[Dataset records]
^^^^^^^^^^^^^^^^
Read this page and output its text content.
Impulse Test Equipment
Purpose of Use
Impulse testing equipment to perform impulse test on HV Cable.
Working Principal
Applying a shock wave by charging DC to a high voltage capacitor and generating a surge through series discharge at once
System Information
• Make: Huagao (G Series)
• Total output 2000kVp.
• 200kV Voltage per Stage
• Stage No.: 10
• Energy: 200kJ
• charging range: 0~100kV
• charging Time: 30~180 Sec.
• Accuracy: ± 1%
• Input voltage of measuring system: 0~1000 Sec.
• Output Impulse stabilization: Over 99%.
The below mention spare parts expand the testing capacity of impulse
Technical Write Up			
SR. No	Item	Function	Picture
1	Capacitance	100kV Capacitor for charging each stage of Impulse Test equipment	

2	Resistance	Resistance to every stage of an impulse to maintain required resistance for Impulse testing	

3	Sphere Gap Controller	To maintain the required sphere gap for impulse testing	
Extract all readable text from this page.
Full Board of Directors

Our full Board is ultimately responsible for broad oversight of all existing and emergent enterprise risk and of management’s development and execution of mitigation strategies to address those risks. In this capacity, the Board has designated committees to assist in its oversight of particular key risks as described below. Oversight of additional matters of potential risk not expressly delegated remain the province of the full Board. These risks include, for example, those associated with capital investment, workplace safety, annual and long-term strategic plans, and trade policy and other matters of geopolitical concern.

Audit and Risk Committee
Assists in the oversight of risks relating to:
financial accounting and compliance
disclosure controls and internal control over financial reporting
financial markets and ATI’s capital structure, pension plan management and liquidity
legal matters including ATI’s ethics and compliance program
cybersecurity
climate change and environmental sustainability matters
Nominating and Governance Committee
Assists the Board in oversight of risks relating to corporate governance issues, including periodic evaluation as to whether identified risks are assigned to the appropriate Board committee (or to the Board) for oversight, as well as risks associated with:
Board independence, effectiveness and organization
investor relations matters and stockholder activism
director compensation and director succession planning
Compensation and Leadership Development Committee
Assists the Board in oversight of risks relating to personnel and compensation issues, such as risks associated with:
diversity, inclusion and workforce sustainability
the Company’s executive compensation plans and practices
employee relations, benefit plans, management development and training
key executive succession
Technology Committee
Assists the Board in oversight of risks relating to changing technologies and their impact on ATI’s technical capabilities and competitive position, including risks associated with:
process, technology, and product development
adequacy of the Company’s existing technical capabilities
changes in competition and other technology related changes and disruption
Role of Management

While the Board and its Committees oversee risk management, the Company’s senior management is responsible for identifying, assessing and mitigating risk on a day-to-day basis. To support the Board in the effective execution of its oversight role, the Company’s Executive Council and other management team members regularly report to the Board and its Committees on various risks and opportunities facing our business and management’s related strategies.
^^^^^^^^^^^^^^^^
## What you should do:
Pick out the lines that contain "capacity" and copy them.

## Task output:
The below mention spare parts expand the testing capacity of impulse
Our full Board is ultimately responsible for broad oversight of all existing and emergent enterprise risk and of management’s development and execution of mitigation strategies to address those risks. In this capacity, the Board has designated committees to assist in its oversight of particular key risks as described below. Oversight of additional matters of potential risk not expressly delegated remain the province of the full Board. These risks include, for example, those associated with capital investment, workplace safety, annual and long-term strategic plans, and trade policy and other matters of geopolitical concern.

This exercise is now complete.